Aim 1: In the piece about Unknown Island, why does the writer decide to spend time on the movie even though it could be dismissed as a cut-rate King Kong rip-off?
Aim 2: Carry the piece about Unknown Island forward from its last sentence.

This could be dismissed as a cut-rate King Kong rip-off – but it’s the last weekend of August, I am done writing for this week, and so, why not have some cheap fun with an old movie?

Unknown Island is a 1948 movie featuring, among others, Virginia Grey – a B-movie actress who appeared in dozens of movies in the 40s – Troy Denning, that some might remember as one of the guy in Creature from the Black Lagoon, and Ray Crash Corrigan, a famous stuntman and ape-suited actor, here portraying a giant Ground sloth.
This is quality entertainment.

The plot is pretty straightforward – US pilot Ted Osborne flew over an island in the South Pacific and spotted some dinosaurs; now, after the end of the war, he gets his rich fiancee Carol Lane to bankroll an expeditions to the island. They hire a very unsavory captain Tarnowski (you know he’s a scumbag because he’s got an Eastern European name) and take along a former USMC captain, John Fairbanks, that was stranded on the island and came back to civilization with a strong case of PTSD he’s been keeping at bay with alcohol.

Raw records:
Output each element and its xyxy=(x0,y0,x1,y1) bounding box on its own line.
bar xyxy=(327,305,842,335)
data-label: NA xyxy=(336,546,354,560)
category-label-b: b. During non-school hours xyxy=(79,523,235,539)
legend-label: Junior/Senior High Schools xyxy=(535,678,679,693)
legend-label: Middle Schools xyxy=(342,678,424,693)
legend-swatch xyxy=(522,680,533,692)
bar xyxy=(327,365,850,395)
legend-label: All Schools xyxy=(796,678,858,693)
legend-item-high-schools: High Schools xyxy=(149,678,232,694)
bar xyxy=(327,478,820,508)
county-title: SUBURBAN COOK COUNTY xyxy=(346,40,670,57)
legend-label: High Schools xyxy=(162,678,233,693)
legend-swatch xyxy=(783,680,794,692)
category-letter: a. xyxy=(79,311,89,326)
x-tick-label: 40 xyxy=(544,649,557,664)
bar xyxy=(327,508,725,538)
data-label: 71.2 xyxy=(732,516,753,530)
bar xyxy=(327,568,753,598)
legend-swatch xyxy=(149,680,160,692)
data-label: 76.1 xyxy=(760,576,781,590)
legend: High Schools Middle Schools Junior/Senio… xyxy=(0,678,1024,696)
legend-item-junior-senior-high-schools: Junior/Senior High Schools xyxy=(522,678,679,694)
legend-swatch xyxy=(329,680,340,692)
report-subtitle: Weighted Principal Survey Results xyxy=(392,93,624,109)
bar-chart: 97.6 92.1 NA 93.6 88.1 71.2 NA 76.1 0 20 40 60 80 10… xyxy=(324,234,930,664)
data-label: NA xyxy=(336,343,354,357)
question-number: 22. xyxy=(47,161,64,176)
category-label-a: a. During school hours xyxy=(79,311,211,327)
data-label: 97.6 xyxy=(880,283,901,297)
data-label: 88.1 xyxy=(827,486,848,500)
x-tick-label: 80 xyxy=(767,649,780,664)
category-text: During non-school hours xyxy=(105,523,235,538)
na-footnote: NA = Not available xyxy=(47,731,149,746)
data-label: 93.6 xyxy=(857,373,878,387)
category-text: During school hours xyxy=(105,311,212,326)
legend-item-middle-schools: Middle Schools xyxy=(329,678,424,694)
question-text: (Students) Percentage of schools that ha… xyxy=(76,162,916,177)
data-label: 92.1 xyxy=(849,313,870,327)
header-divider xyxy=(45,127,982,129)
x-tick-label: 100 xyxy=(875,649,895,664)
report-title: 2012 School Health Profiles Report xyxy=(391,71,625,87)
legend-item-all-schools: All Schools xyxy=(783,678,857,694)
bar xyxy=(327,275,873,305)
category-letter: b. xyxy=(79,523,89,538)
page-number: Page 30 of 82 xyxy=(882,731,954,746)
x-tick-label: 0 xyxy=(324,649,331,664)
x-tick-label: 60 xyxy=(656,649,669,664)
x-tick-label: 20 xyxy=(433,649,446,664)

Exercise answer 1: It's the last weekend of August and the writer is done writing for the week. So the writer sees no reason not to have some cheap fun with an old movie.

Exercise answer 2:
They get to the island, and then everything goes pear-shaped.

And we’re here for it.

As it usually happens in these films, we get a wild mix of prehistoric fauna – a brontosauros, a dimetrodon, a ceratosaurus, plus the aforementioned giant sloth.
Not scientifically plausible, but we’re here for adventure, not for a lecture in paleontology.
And a modicum of adventure we get – featuring mutinous crews, the sleazy captain, and the confrontation between the USAF and the USMC for the heart of Carol Lane.
And really, Virginia Grey is beautiful.

So, yes, it’s cheap, it’s silly, the special effects are dubious, the characterization is superficial.
But there’s dinosaurs in it, and that’s good enough.

Unknown Island fell into the public domain for a bureaucratic twitch, and can be found in a variety of venues, including Youtube.

While the badge on the video says this is a colorized version, the movie was actually shot in color.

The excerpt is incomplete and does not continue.